→ What is expected: Looking at the listing beneath, work out how many lines hold "Number" and report only that figure.

————————

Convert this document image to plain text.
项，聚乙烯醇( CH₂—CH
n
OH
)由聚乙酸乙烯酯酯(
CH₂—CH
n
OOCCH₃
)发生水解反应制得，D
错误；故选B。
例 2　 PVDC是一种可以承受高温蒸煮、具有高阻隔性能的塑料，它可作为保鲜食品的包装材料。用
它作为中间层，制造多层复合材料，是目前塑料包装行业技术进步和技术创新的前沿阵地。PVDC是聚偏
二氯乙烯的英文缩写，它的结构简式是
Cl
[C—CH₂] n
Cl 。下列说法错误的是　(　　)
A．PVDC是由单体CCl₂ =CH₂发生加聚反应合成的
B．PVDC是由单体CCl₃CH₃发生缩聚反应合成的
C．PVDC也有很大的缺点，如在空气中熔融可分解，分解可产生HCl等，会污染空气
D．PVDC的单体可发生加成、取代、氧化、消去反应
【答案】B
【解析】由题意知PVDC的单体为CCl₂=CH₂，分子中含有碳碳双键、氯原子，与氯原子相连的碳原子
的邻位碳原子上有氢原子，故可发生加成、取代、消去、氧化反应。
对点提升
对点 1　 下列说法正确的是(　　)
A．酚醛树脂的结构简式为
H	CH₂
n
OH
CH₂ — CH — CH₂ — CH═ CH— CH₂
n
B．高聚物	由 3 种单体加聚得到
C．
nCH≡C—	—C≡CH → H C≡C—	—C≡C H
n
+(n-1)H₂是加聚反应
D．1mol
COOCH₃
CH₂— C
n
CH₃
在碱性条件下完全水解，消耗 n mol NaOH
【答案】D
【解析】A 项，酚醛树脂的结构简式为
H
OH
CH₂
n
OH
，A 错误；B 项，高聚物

————————

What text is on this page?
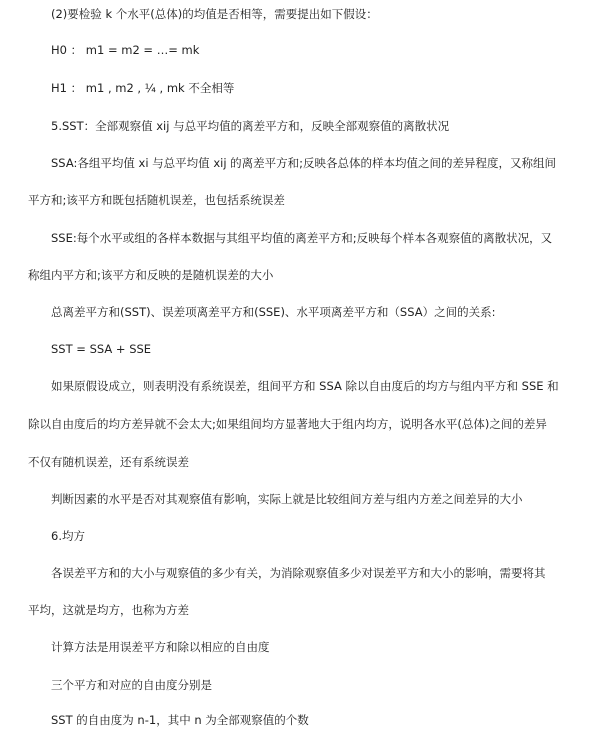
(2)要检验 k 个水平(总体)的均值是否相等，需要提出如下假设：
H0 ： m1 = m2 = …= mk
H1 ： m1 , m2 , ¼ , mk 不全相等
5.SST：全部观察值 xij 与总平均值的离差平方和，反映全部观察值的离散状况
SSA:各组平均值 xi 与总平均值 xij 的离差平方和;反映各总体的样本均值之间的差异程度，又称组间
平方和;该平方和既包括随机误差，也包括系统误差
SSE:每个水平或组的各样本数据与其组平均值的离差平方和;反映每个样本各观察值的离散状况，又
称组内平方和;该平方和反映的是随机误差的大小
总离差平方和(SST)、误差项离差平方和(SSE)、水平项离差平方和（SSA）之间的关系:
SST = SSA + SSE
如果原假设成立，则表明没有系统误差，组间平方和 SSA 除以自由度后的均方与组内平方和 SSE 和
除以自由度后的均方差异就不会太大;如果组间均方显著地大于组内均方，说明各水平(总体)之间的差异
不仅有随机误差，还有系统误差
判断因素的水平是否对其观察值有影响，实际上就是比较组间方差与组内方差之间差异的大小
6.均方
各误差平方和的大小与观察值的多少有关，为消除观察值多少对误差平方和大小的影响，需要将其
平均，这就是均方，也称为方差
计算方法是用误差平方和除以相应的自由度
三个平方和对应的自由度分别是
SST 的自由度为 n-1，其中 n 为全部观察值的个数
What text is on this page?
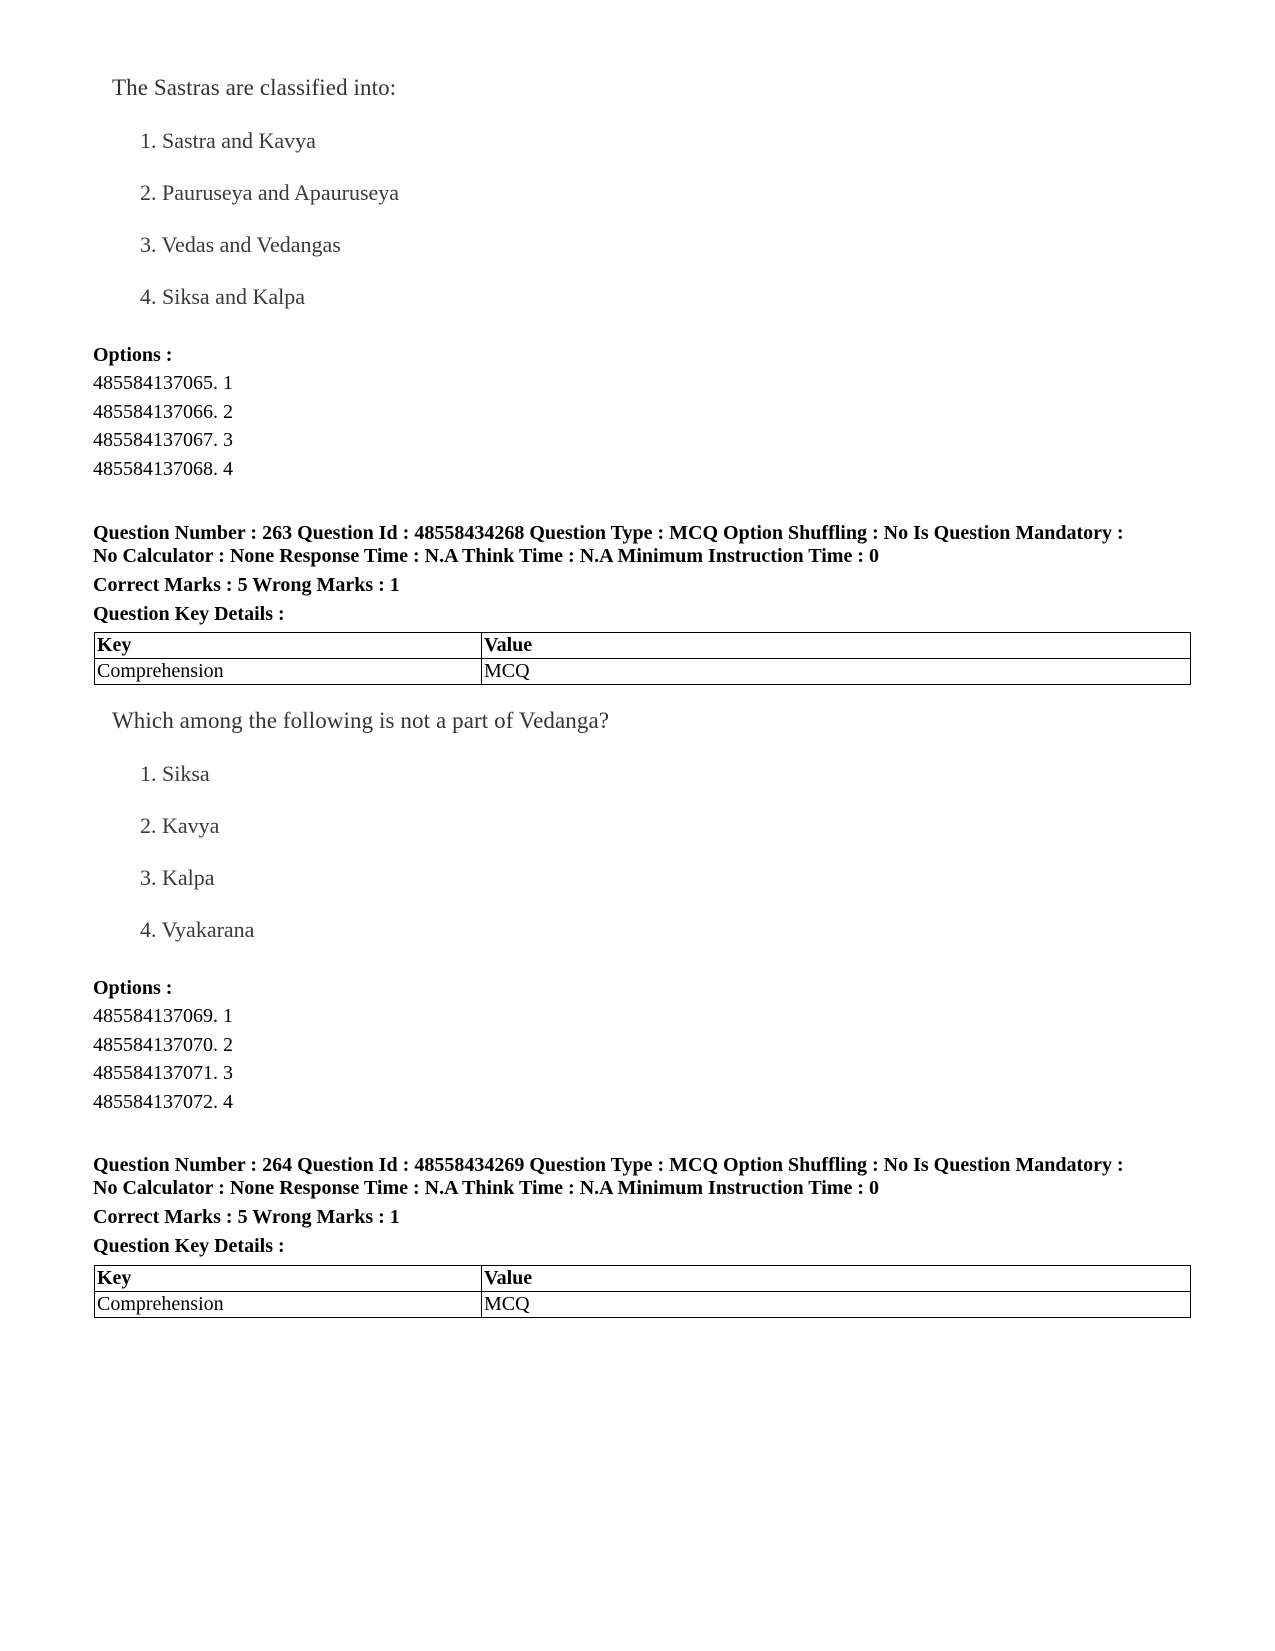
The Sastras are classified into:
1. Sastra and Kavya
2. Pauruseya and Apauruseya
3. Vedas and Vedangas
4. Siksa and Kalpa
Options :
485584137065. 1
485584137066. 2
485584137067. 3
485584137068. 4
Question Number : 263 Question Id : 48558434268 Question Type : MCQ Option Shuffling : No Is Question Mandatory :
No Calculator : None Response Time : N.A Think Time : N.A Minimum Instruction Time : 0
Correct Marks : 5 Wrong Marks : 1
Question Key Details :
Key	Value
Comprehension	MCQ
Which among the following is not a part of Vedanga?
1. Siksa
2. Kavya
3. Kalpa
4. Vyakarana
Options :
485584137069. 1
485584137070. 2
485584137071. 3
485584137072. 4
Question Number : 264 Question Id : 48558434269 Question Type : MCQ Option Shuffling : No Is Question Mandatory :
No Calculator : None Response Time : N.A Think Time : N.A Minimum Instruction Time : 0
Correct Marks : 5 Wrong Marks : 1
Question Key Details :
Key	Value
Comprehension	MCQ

————————

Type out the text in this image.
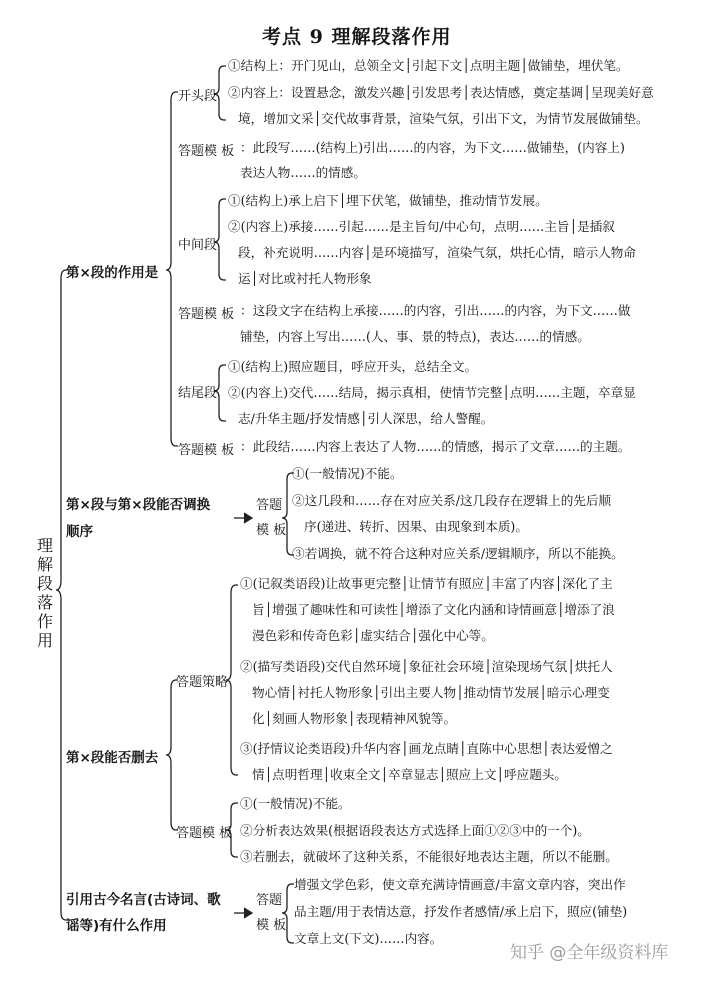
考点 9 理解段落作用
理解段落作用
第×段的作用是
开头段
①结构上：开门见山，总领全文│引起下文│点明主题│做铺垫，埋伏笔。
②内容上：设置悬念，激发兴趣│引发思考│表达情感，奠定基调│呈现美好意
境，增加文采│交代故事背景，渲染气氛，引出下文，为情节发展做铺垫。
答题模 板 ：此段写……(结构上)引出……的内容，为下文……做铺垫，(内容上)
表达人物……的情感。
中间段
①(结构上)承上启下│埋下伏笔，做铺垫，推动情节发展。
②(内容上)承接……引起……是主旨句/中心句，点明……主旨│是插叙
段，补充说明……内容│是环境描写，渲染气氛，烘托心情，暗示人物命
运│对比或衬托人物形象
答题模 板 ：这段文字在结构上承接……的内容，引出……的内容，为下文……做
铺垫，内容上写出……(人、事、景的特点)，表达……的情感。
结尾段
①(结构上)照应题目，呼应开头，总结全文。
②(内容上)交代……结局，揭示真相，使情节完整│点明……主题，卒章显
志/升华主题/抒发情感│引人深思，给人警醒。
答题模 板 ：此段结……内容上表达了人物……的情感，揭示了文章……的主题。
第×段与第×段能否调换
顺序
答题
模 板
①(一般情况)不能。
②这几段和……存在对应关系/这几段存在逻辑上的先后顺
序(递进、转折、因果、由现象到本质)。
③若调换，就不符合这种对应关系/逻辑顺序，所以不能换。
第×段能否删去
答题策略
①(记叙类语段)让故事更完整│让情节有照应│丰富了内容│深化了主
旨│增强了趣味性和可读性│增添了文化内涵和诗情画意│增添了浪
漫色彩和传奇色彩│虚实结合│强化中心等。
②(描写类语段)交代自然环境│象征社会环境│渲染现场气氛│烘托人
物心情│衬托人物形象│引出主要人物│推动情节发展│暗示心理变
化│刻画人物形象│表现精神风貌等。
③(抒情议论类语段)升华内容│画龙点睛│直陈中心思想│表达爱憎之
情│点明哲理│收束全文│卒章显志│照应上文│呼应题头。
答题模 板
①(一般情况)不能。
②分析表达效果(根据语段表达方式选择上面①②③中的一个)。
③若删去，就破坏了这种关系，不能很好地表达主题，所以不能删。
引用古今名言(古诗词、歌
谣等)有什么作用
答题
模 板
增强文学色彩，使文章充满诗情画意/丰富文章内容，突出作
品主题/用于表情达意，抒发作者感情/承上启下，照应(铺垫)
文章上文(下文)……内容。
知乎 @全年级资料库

————————

→ Finished task: 2